─── WORKING DATA

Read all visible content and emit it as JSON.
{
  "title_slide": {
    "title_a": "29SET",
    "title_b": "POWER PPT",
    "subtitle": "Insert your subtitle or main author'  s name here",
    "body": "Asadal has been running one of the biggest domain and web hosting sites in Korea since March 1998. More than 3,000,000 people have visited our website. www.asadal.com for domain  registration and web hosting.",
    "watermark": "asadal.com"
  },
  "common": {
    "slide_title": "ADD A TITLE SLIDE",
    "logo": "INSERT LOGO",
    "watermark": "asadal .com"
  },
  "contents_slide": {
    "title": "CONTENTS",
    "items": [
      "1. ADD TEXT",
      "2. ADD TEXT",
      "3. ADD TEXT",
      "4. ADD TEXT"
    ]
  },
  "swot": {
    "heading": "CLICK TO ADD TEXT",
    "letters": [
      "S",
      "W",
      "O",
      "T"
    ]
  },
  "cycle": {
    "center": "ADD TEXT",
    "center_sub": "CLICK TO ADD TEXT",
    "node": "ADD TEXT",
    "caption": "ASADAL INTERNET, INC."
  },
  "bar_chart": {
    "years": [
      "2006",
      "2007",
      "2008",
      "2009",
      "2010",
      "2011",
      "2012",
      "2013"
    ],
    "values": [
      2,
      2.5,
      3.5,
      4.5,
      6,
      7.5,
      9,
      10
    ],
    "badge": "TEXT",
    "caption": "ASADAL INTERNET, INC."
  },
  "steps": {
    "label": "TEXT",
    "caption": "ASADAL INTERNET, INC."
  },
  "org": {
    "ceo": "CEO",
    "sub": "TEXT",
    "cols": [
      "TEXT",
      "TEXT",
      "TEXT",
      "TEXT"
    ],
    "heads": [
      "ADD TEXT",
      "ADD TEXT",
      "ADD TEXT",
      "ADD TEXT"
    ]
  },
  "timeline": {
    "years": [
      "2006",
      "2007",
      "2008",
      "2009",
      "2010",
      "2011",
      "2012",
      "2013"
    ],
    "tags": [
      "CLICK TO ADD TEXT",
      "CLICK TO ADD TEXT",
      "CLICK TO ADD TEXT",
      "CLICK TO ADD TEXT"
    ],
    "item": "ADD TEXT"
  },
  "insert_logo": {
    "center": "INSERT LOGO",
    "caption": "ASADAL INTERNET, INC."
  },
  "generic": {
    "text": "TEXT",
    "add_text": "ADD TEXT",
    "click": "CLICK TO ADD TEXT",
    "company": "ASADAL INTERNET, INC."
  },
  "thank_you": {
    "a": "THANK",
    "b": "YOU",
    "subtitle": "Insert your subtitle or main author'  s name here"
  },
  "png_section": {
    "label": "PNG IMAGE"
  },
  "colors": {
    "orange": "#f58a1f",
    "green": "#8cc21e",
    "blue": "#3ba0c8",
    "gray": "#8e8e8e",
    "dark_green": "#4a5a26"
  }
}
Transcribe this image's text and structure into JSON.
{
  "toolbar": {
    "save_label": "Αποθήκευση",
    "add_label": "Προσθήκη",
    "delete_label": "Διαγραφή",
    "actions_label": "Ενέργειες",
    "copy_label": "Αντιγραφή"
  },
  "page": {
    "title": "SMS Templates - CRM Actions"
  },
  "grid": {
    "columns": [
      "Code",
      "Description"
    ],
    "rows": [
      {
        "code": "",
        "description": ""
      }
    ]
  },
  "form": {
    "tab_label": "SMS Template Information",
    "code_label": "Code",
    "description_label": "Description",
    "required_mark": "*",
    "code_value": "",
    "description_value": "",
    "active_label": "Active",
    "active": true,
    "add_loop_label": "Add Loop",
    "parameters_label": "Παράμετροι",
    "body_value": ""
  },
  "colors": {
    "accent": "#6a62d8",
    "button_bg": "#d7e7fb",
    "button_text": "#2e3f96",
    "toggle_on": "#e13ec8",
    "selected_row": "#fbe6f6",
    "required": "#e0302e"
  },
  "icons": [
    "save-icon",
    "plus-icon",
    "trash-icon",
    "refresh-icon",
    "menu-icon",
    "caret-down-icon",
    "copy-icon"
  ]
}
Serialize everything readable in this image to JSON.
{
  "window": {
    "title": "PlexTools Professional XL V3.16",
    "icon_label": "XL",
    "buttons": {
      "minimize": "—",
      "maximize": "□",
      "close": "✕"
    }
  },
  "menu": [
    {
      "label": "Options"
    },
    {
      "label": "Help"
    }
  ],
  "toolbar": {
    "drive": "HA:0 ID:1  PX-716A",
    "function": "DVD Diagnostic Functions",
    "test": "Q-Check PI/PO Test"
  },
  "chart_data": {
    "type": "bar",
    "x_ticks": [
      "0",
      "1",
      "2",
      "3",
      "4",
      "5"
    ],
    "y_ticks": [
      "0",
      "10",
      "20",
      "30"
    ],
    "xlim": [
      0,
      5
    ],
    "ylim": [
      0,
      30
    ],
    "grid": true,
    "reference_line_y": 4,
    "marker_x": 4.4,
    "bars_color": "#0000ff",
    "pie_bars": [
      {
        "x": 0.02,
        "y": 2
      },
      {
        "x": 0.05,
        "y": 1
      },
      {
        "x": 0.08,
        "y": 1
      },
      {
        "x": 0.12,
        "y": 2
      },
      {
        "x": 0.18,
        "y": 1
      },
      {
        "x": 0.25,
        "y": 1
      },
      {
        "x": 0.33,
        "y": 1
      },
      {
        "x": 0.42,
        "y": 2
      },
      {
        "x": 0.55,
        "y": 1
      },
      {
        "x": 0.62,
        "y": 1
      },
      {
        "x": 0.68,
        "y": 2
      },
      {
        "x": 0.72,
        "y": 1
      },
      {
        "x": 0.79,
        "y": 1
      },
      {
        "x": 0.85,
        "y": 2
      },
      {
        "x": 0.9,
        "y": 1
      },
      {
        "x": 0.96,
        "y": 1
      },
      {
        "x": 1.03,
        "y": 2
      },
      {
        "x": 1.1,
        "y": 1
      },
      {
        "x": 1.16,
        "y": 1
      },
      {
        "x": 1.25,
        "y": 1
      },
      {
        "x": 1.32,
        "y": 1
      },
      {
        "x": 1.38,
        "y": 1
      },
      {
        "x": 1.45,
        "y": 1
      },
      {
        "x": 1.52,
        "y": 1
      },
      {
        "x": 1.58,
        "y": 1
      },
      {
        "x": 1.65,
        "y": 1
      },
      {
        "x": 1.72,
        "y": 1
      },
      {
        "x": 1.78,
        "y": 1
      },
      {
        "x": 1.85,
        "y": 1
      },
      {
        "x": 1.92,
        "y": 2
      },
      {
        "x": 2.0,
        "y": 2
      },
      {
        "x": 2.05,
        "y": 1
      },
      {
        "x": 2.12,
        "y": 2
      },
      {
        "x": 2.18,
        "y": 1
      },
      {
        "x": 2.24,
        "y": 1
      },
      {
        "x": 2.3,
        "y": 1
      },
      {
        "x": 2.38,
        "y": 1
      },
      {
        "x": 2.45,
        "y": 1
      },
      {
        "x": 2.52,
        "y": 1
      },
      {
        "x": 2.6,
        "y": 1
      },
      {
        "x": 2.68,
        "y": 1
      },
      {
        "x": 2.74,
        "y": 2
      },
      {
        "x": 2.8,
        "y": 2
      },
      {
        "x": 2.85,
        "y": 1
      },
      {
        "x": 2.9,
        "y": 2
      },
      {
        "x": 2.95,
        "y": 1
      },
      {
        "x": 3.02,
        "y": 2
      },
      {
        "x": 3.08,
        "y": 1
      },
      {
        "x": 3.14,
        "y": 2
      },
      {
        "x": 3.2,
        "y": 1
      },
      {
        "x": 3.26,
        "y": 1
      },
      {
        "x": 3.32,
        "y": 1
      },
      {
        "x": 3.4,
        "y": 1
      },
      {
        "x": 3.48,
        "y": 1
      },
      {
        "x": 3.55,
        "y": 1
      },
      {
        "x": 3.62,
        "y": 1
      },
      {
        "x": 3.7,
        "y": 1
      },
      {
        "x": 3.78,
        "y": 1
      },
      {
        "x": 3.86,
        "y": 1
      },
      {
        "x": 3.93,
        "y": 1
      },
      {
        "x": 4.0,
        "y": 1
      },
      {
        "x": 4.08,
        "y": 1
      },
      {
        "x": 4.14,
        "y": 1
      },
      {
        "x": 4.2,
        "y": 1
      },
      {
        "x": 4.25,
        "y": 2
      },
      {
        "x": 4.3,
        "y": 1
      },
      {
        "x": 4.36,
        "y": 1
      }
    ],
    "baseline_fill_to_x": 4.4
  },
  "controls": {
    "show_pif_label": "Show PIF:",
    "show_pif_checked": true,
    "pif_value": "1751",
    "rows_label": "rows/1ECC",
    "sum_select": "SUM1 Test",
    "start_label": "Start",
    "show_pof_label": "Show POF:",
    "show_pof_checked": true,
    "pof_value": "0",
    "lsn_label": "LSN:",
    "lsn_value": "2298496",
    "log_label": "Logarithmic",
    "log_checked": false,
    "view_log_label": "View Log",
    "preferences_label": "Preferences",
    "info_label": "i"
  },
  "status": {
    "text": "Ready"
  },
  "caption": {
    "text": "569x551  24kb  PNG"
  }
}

──────

▸ **EXERCISE GOAL**
Search the entries for "name" and copy out each line that has it.

▸ **SOLUTION TO THIS PROBLEM**
    "subtitle": "Insert your subtitle or main author'  s name here",
    "subtitle": "Insert your subtitle or main author'  s name here"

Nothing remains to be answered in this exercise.